#### Excerpted records ####

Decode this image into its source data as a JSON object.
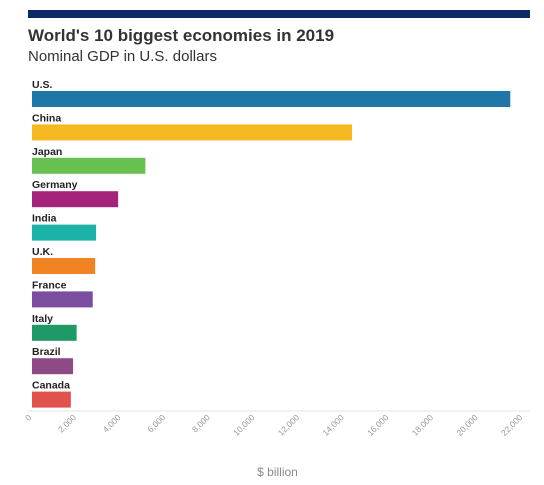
{
  "header": {
    "title": "World's 10 biggest economies in 2019",
    "subtitle": "Nominal GDP in U.S. dollars"
  },
  "chart_data": {
    "type": "bar",
    "orientation": "horizontal",
    "title": "World's 10 biggest economies in 2019",
    "subtitle": "Nominal GDP in U.S. dollars",
    "xlabel": "$ billion",
    "ylabel": "",
    "xlim": [
      0,
      22000
    ],
    "xticks": [
      0,
      2000,
      4000,
      6000,
      8000,
      10000,
      12000,
      14000,
      16000,
      18000,
      20000,
      22000
    ],
    "xtick_labels": [
      "0",
      "2,000",
      "4,000",
      "6,000",
      "8,000",
      "10,000",
      "12,000",
      "14,000",
      "16,000",
      "18,000",
      "20,000",
      "22,000"
    ],
    "categories": [
      "U.S.",
      "China",
      "Japan",
      "Germany",
      "India",
      "U.K.",
      "France",
      "Italy",
      "Brazil",
      "Canada"
    ],
    "values": [
      21430,
      14340,
      5080,
      3860,
      2870,
      2830,
      2720,
      2000,
      1840,
      1740
    ],
    "colors": [
      "#1f77a8",
      "#f5b820",
      "#66c151",
      "#a6237c",
      "#1bb2aa",
      "#f28322",
      "#7b4da1",
      "#1f9966",
      "#8e4a87",
      "#e0524c"
    ],
    "grid": false,
    "legend": "none"
  }
}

####

• **Problem statement**
Transcribe the complete set of entries verbatim. No pictures belong in the copy.

• **Full output**
Decode this image into its source data as a JSON object.
{
  "header": {
    "title": "World's 10 biggest economies in 2019",
    "subtitle": "Nominal GDP in U.S. dollars"
  },
  "chart_data": {
    "type": "bar",
    "orientation": "horizontal",
    "title": "World's 10 biggest economies in 2019",
    "subtitle": "Nominal GDP in U.S. dollars",
    "xlabel": "$ billion",
    "ylabel": "",
    "xlim": [
      0,
      22000
    ],
    "xticks": [
      0,
      2000,
      4000,
      6000,
      8000,
      10000,
      12000,
      14000,
      16000,
      18000,
      20000,
      22000
    ],
    "xtick_labels": [
      "0",
      "2,000",
      "4,000",
      "6,000",
      "8,000",
      "10,000",
      "12,000",
      "14,000",
      "16,000",
      "18,000",
      "20,000",
      "22,000"
    ],
    "categories": [
      "U.S.",
      "China",
      "Japan",
      "Germany",
      "India",
      "U.K.",
      "France",
      "Italy",
      "Brazil",
      "Canada"
    ],
    "values": [
      21430,
      14340,
      5080,
      3860,
      2870,
      2830,
      2720,
      2000,
      1840,
      1740
    ],
    "colors": [
      "#1f77a8",
      "#f5b820",
      "#66c151",
      "#a6237c",
      "#1bb2aa",
      "#f28322",
      "#7b4da1",
      "#1f9966",
      "#8e4a87",
      "#e0524c"
    ],
    "grid": false,
    "legend": "none"
  }
}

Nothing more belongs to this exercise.